* Begin *

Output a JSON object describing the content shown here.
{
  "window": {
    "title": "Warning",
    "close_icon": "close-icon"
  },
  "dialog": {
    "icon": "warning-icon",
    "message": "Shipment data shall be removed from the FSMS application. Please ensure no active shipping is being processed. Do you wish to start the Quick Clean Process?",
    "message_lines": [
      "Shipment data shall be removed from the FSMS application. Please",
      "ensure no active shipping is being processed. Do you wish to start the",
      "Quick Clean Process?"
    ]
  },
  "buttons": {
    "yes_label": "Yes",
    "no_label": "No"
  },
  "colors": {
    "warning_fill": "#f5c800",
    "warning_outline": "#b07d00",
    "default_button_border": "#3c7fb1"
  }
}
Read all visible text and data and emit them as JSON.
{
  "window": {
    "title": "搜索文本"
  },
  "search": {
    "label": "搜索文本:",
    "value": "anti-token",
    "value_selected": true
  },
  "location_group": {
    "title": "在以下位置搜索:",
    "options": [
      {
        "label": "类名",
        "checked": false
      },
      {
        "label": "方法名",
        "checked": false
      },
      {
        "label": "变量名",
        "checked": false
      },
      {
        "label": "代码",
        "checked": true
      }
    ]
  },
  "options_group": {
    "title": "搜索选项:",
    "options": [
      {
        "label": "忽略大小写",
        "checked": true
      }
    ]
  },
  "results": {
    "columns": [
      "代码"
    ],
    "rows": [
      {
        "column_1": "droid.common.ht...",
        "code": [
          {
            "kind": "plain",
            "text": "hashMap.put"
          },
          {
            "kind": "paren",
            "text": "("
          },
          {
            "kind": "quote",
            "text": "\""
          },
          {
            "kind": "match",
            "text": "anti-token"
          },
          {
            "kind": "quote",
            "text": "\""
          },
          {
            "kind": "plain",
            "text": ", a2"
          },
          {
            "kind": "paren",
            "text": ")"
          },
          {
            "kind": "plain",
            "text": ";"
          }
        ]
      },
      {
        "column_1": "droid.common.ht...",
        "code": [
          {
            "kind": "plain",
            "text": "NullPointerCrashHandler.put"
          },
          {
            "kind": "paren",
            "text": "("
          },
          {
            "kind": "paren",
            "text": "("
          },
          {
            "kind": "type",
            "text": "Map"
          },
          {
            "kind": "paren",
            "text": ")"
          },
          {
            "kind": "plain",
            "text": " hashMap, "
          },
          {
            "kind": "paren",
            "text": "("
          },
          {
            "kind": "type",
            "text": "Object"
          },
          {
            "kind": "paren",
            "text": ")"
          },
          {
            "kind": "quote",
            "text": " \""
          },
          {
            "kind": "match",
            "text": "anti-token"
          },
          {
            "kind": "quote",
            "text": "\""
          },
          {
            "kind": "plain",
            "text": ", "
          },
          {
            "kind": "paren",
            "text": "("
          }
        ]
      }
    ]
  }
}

* End *

• [TASK DIRECTIONS] Where a line in the entries holds "from", copy that line.

• [COMPLETE OUTPUT]
    "message": "Shipment data shall be removed from the FSMS application. Please ensure no active shipping is being processed. Do you wish to start the Quick Clean Process?",
      "Shipment data shall be removed from the FSMS application. Please",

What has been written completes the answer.